++++ SUPPLIED RECORDS ++++

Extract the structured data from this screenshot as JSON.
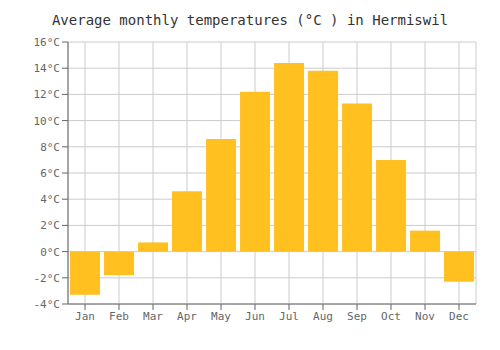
{
  "chart_data": {
    "type": "bar",
    "title": "Average monthly temperatures (°C ) in Hermiswil",
    "categories": [
      "Jan",
      "Feb",
      "Mar",
      "Apr",
      "May",
      "Jun",
      "Jul",
      "Aug",
      "Sep",
      "Oct",
      "Nov",
      "Dec"
    ],
    "values": [
      -3.3,
      -1.8,
      0.7,
      4.6,
      8.6,
      12.2,
      14.4,
      13.8,
      11.3,
      7.0,
      1.6,
      -2.3
    ],
    "color": "#FFC020",
    "ylim": [
      -4,
      16
    ],
    "yticks": [
      {
        "value": -4,
        "label": "-4°C"
      },
      {
        "value": -2,
        "label": "-2°C"
      },
      {
        "value": 0,
        "label": "0°C"
      },
      {
        "value": 2,
        "label": "2°C"
      },
      {
        "value": 4,
        "label": "4°C"
      },
      {
        "value": 6,
        "label": "6°C"
      },
      {
        "value": 8,
        "label": "8°C"
      },
      {
        "value": 10,
        "label": "10°C"
      },
      {
        "value": 12,
        "label": "12°C"
      },
      {
        "value": 14,
        "label": "14°C"
      },
      {
        "value": 16,
        "label": "16°C"
      }
    ],
    "grid": true
  }
}
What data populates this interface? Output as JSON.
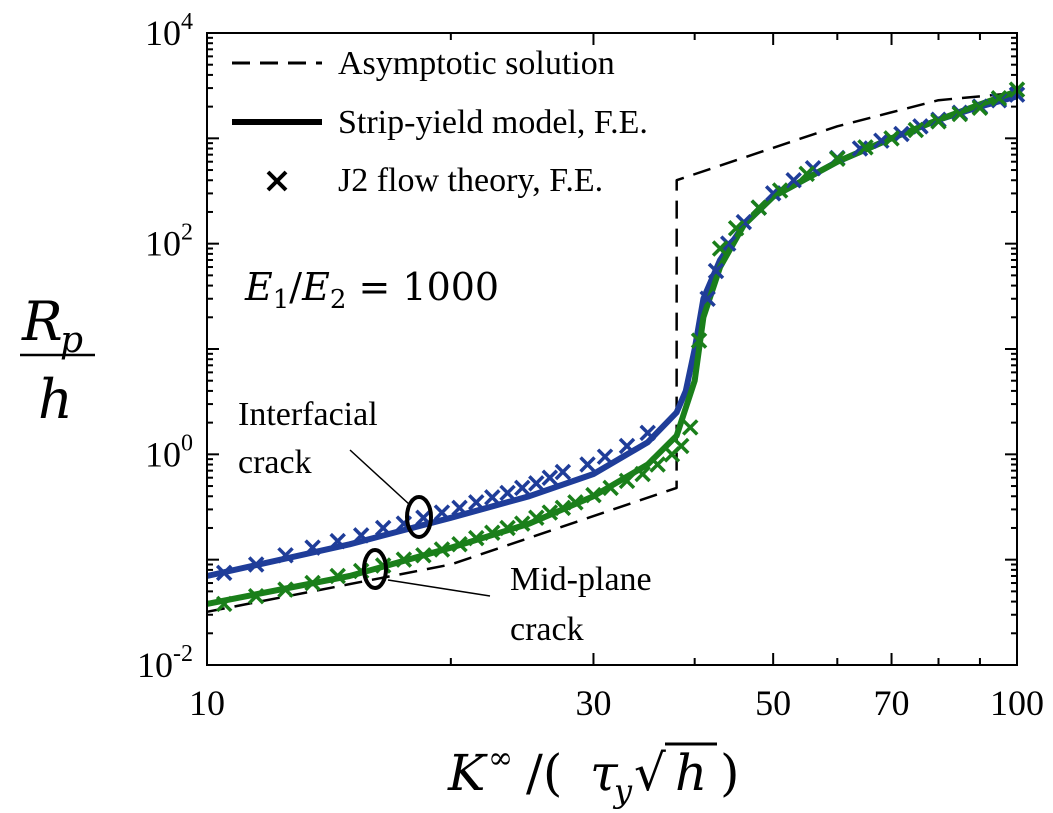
{
  "chart_data": {
    "type": "line",
    "xscale": "log",
    "yscale": "log",
    "xlim": [
      10,
      100
    ],
    "ylim": [
      0.01,
      10000
    ],
    "x_ticks": [
      {
        "value": 10,
        "label": "10"
      },
      {
        "value": 30,
        "label": "30"
      },
      {
        "value": 50,
        "label": "50"
      },
      {
        "value": 70,
        "label": "70"
      },
      {
        "value": 100,
        "label": "100"
      }
    ],
    "y_ticks": [
      {
        "value": 0.01,
        "base": "10",
        "exp": "-2"
      },
      {
        "value": 1,
        "base": "10",
        "exp": "0"
      },
      {
        "value": 100,
        "base": "10",
        "exp": "2"
      },
      {
        "value": 10000,
        "base": "10",
        "exp": "4"
      }
    ],
    "xlabel": "K∞/(τy√h)",
    "ylabel": "Rp/h",
    "grid": false,
    "legend_position": "top-left",
    "legend": [
      {
        "label": "Asymptotic solution",
        "style": "dashed"
      },
      {
        "label": "Strip-yield model, F.E.",
        "style": "solid"
      },
      {
        "label": "J2 flow theory, F.E.",
        "style": "marker-x"
      }
    ],
    "parameter_text": "E1/E2 = 1000",
    "annotations": [
      {
        "lines": [
          "Interfacial",
          "crack"
        ]
      },
      {
        "lines": [
          "Mid-plane",
          "crack"
        ]
      }
    ],
    "colors": {
      "interfacial": "#1f3d99",
      "midplane": "#1a7f1a",
      "asymptotic": "#000000"
    },
    "series": [
      {
        "name": "Asymptotic solution",
        "style": "dashed",
        "points": [
          [
            10,
            0.032
          ],
          [
            20,
            0.09
          ],
          [
            38,
            0.48
          ],
          [
            38.01,
            400
          ],
          [
            60,
            1300
          ],
          [
            80,
            2300
          ],
          [
            100,
            2700
          ]
        ]
      },
      {
        "name": "Strip-yield model, F.E. (interfacial crack)",
        "style": "solid",
        "color": "interfacial",
        "points": [
          [
            10,
            0.07
          ],
          [
            15,
            0.14
          ],
          [
            20,
            0.25
          ],
          [
            25,
            0.4
          ],
          [
            30,
            0.65
          ],
          [
            35,
            1.3
          ],
          [
            38,
            2.5
          ],
          [
            39,
            4
          ],
          [
            40,
            10
          ],
          [
            41,
            30
          ],
          [
            43,
            70
          ],
          [
            46,
            150
          ],
          [
            50,
            280
          ],
          [
            60,
            600
          ],
          [
            70,
            1000
          ],
          [
            80,
            1500
          ],
          [
            90,
            2000
          ],
          [
            100,
            2500
          ]
        ]
      },
      {
        "name": "Strip-yield model, F.E. (mid-plane crack)",
        "style": "solid",
        "color": "midplane",
        "points": [
          [
            10,
            0.038
          ],
          [
            15,
            0.07
          ],
          [
            20,
            0.13
          ],
          [
            25,
            0.22
          ],
          [
            30,
            0.4
          ],
          [
            35,
            0.8
          ],
          [
            38,
            1.5
          ],
          [
            40,
            5
          ],
          [
            41,
            20
          ],
          [
            43,
            60
          ],
          [
            46,
            150
          ],
          [
            50,
            280
          ],
          [
            60,
            600
          ],
          [
            70,
            1000
          ],
          [
            80,
            1500
          ],
          [
            90,
            2100
          ],
          [
            100,
            2800
          ]
        ]
      },
      {
        "name": "J2 flow theory, F.E. (interfacial crack)",
        "style": "marker-x",
        "color": "interfacial",
        "points": [
          [
            10.5,
            0.075
          ],
          [
            11.5,
            0.09
          ],
          [
            12.5,
            0.11
          ],
          [
            13.5,
            0.13
          ],
          [
            14.5,
            0.15
          ],
          [
            15.5,
            0.17
          ],
          [
            16.5,
            0.2
          ],
          [
            17.5,
            0.22
          ],
          [
            18.5,
            0.25
          ],
          [
            19.5,
            0.28
          ],
          [
            20.5,
            0.31
          ],
          [
            21.5,
            0.35
          ],
          [
            22.5,
            0.39
          ],
          [
            23.5,
            0.43
          ],
          [
            24.5,
            0.48
          ],
          [
            25.5,
            0.53
          ],
          [
            26.5,
            0.6
          ],
          [
            27.5,
            0.68
          ],
          [
            29.5,
            0.8
          ],
          [
            31,
            0.95
          ],
          [
            33,
            1.2
          ],
          [
            35,
            1.6
          ],
          [
            41.5,
            30
          ],
          [
            42.5,
            55
          ],
          [
            44,
            100
          ],
          [
            46,
            160
          ],
          [
            48,
            220
          ],
          [
            50,
            300
          ],
          [
            53,
            400
          ],
          [
            56,
            520
          ],
          [
            60,
            650
          ],
          [
            64,
            800
          ],
          [
            68,
            950
          ],
          [
            72,
            1100
          ],
          [
            76,
            1300
          ],
          [
            80,
            1500
          ],
          [
            85,
            1750
          ],
          [
            90,
            2000
          ],
          [
            95,
            2300
          ],
          [
            100,
            2600
          ]
        ]
      },
      {
        "name": "J2 flow theory, F.E. (mid-plane crack)",
        "style": "marker-x",
        "color": "midplane",
        "points": [
          [
            10.5,
            0.038
          ],
          [
            11.5,
            0.045
          ],
          [
            12.5,
            0.052
          ],
          [
            13.5,
            0.06
          ],
          [
            14.5,
            0.07
          ],
          [
            15.5,
            0.078
          ],
          [
            16.5,
            0.088
          ],
          [
            17.5,
            0.1
          ],
          [
            18.5,
            0.11
          ],
          [
            19.5,
            0.125
          ],
          [
            20.5,
            0.14
          ],
          [
            21.5,
            0.16
          ],
          [
            22.5,
            0.18
          ],
          [
            23.5,
            0.2
          ],
          [
            24.5,
            0.22
          ],
          [
            25.5,
            0.25
          ],
          [
            26.5,
            0.28
          ],
          [
            27.5,
            0.31
          ],
          [
            28.5,
            0.35
          ],
          [
            30,
            0.41
          ],
          [
            31.5,
            0.48
          ],
          [
            33,
            0.56
          ],
          [
            34.5,
            0.65
          ],
          [
            36,
            0.8
          ],
          [
            37.5,
            1.0
          ],
          [
            38.5,
            1.2
          ],
          [
            39.5,
            1.8
          ],
          [
            40.5,
            12
          ],
          [
            43,
            90
          ],
          [
            45,
            140
          ],
          [
            48,
            220
          ],
          [
            51,
            320
          ],
          [
            55,
            460
          ],
          [
            60,
            640
          ],
          [
            65,
            820
          ],
          [
            70,
            1000
          ],
          [
            75,
            1200
          ],
          [
            80,
            1450
          ],
          [
            85,
            1700
          ],
          [
            90,
            1950
          ],
          [
            95,
            2400
          ],
          [
            100,
            2900
          ]
        ]
      }
    ]
  }
}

++++

→ INSTRUCTION:
Your answer should be one number: how many lines in the material above contain the string "theory".

→ COMPLETE OUTPUT:
3